__STATED PROBLEM__. Repeat the listing in full. Nothing may be added or left out.

☆ ☆ ☆

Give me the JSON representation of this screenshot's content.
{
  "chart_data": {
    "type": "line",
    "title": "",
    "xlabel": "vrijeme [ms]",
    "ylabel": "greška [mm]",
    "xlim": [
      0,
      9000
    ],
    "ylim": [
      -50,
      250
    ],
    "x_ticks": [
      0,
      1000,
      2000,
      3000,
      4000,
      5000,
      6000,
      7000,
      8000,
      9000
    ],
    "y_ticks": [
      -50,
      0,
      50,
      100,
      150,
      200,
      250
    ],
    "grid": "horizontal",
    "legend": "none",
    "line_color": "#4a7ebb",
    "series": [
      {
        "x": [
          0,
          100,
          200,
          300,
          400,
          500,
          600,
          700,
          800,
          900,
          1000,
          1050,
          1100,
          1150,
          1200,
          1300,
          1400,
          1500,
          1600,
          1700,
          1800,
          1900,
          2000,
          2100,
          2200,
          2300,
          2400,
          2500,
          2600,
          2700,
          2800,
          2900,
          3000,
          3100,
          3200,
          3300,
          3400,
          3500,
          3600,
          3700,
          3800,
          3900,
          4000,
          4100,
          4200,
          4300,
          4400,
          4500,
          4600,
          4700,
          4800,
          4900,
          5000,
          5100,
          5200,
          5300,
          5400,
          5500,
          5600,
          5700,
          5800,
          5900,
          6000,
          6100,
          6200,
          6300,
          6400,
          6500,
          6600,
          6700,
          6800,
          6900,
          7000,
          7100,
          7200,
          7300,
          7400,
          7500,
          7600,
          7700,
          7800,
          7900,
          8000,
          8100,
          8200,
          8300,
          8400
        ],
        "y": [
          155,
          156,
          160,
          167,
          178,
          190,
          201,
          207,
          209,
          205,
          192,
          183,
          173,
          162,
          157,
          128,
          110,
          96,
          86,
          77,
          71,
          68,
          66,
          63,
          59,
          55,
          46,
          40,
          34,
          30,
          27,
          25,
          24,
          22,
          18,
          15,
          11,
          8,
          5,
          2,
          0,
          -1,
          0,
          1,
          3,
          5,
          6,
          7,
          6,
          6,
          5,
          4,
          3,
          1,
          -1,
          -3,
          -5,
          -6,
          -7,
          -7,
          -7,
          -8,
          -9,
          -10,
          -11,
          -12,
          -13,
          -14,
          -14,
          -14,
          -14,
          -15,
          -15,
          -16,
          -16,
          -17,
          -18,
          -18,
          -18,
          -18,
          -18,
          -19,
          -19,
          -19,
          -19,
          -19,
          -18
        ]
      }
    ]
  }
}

☆ ☆ ☆

__WRITTEN RESPONSE__.
Give me the JSON representation of this screenshot's content.
{
  "chart_data": {
    "type": "line",
    "title": "",
    "xlabel": "vrijeme [ms]",
    "ylabel": "greška [mm]",
    "xlim": [
      0,
      9000
    ],
    "ylim": [
      -50,
      250
    ],
    "x_ticks": [
      0,
      1000,
      2000,
      3000,
      4000,
      5000,
      6000,
      7000,
      8000,
      9000
    ],
    "y_ticks": [
      -50,
      0,
      50,
      100,
      150,
      200,
      250
    ],
    "grid": "horizontal",
    "legend": "none",
    "line_color": "#4a7ebb",
    "series": [
      {
        "x": [
          0,
          100,
          200,
          300,
          400,
          500,
          600,
          700,
          800,
          900,
          1000,
          1050,
          1100,
          1150,
          1200,
          1300,
          1400,
          1500,
          1600,
          1700,
          1800,
          1900,
          2000,
          2100,
          2200,
          2300,
          2400,
          2500,
          2600,
          2700,
          2800,
          2900,
          3000,
          3100,
          3200,
          3300,
          3400,
          3500,
          3600,
          3700,
          3800,
          3900,
          4000,
          4100,
          4200,
          4300,
          4400,
          4500,
          4600,
          4700,
          4800,
          4900,
          5000,
          5100,
          5200,
          5300,
          5400,
          5500,
          5600,
          5700,
          5800,
          5900,
          6000,
          6100,
          6200,
          6300,
          6400,
          6500,
          6600,
          6700,
          6800,
          6900,
          7000,
          7100,
          7200,
          7300,
          7400,
          7500,
          7600,
          7700,
          7800,
          7900,
          8000,
          8100,
          8200,
          8300,
          8400
        ],
        "y": [
          155,
          156,
          160,
          167,
          178,
          190,
          201,
          207,
          209,
          205,
          192,
          183,
          173,
          162,
          157,
          128,
          110,
          96,
          86,
          77,
          71,
          68,
          66,
          63,
          59,
          55,
          46,
          40,
          34,
          30,
          27,
          25,
          24,
          22,
          18,
          15,
          11,
          8,
          5,
          2,
          0,
          -1,
          0,
          1,
          3,
          5,
          6,
          7,
          6,
          6,
          5,
          4,
          3,
          1,
          -1,
          -3,
          -5,
          -6,
          -7,
          -7,
          -7,
          -8,
          -9,
          -10,
          -11,
          -12,
          -13,
          -14,
          -14,
          -14,
          -14,
          -15,
          -15,
          -16,
          -16,
          -17,
          -18,
          -18,
          -18,
          -18,
          -18,
          -19,
          -19,
          -19,
          -19,
          -19,
          -18
        ]
      }
    ]
  }
}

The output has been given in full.